◆ Task objective ◆
Repeat the listing in full, word for word.

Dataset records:

- - -

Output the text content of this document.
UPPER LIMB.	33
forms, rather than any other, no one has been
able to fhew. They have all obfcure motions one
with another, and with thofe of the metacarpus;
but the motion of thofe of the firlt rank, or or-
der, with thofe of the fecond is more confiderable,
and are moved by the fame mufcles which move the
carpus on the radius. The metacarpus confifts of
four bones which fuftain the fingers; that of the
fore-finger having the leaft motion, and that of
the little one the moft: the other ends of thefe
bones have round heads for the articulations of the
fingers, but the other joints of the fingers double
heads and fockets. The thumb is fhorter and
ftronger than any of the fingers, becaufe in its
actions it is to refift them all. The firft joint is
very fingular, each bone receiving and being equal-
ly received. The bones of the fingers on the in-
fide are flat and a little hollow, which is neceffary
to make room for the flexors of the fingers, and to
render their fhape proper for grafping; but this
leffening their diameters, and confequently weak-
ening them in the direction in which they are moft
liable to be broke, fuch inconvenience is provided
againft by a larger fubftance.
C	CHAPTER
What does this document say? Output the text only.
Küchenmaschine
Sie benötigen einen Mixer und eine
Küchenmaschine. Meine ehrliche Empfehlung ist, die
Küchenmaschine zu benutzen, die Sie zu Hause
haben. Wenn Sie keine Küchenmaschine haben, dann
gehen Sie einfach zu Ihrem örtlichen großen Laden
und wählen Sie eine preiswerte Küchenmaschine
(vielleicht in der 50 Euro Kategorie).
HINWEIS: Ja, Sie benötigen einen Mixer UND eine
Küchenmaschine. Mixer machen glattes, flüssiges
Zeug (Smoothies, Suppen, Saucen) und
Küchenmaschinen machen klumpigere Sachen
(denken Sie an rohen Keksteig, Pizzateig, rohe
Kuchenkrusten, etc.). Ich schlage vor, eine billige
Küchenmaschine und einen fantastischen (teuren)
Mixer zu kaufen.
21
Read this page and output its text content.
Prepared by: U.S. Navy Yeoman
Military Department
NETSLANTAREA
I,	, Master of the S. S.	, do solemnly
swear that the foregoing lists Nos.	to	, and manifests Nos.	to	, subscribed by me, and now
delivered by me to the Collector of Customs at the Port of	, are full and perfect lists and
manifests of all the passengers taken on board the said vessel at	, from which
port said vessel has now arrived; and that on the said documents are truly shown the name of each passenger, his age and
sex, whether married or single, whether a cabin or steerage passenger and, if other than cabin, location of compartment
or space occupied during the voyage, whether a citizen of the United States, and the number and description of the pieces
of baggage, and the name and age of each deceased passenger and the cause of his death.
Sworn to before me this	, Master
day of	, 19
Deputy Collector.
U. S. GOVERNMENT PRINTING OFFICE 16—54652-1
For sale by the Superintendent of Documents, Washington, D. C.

- - -

◆ Response ◆
Output the text content of this document.
UPPER LIMB.	33
forms, rather than any other, no one has been
able to fhew. They have all obfcure motions one
with another, and with thofe of the metacarpus;
but the motion of thofe of the firlt rank, or or-
der, with thofe of the fecond is more confiderable,
and are moved by the fame mufcles which move the
carpus on the radius. The metacarpus confifts of
four bones which fuftain the fingers; that of the
fore-finger having the leaft motion, and that of
the little one the moft: the other ends of thefe
bones have round heads for the articulations of the
fingers, but the other joints of the fingers double
heads and fockets. The thumb is fhorter and
ftronger than any of the fingers, becaufe in its
actions it is to refift them all. The firft joint is
very fingular, each bone receiving and being equal-
ly received. The bones of the fingers on the in-
fide are flat and a little hollow, which is neceffary
to make room for the flexors of the fingers, and to
render their fhape proper for grafping; but this
leffening their diameters, and confequently weak-
ening them in the direction in which they are moft
liable to be broke, fuch inconvenience is provided
againft by a larger fubftance.
C	CHAPTER
What does this document say? Output the text only.
Küchenmaschine
Sie benötigen einen Mixer und eine
Küchenmaschine. Meine ehrliche Empfehlung ist, die
Küchenmaschine zu benutzen, die Sie zu Hause
haben. Wenn Sie keine Küchenmaschine haben, dann
gehen Sie einfach zu Ihrem örtlichen großen Laden
und wählen Sie eine preiswerte Küchenmaschine
(vielleicht in der 50 Euro Kategorie).
HINWEIS: Ja, Sie benötigen einen Mixer UND eine
Küchenmaschine. Mixer machen glattes, flüssiges
Zeug (Smoothies, Suppen, Saucen) und
Küchenmaschinen machen klumpigere Sachen
(denken Sie an rohen Keksteig, Pizzateig, rohe
Kuchenkrusten, etc.). Ich schlage vor, eine billige
Küchenmaschine und einen fantastischen (teuren)
Mixer zu kaufen.
21
Read this page and output its text content.
Prepared by: U.S. Navy Yeoman
Military Department
NETSLANTAREA
I,	, Master of the S. S.	, do solemnly
swear that the foregoing lists Nos.	to	, and manifests Nos.	to	, subscribed by me, and now
delivered by me to the Collector of Customs at the Port of	, are full and perfect lists and
manifests of all the passengers taken on board the said vessel at	, from which
port said vessel has now arrived; and that on the said documents are truly shown the name of each passenger, his age and
sex, whether married or single, whether a cabin or steerage passenger and, if other than cabin, location of compartment
or space occupied during the voyage, whether a citizen of the United States, and the number and description of the pieces
of baggage, and the name and age of each deceased passenger and the cause of his death.
Sworn to before me this	, Master
day of	, 19
Deputy Collector.
U. S. GOVERNMENT PRINTING OFFICE 16—54652-1
For sale by the Superintendent of Documents, Washington, D. C.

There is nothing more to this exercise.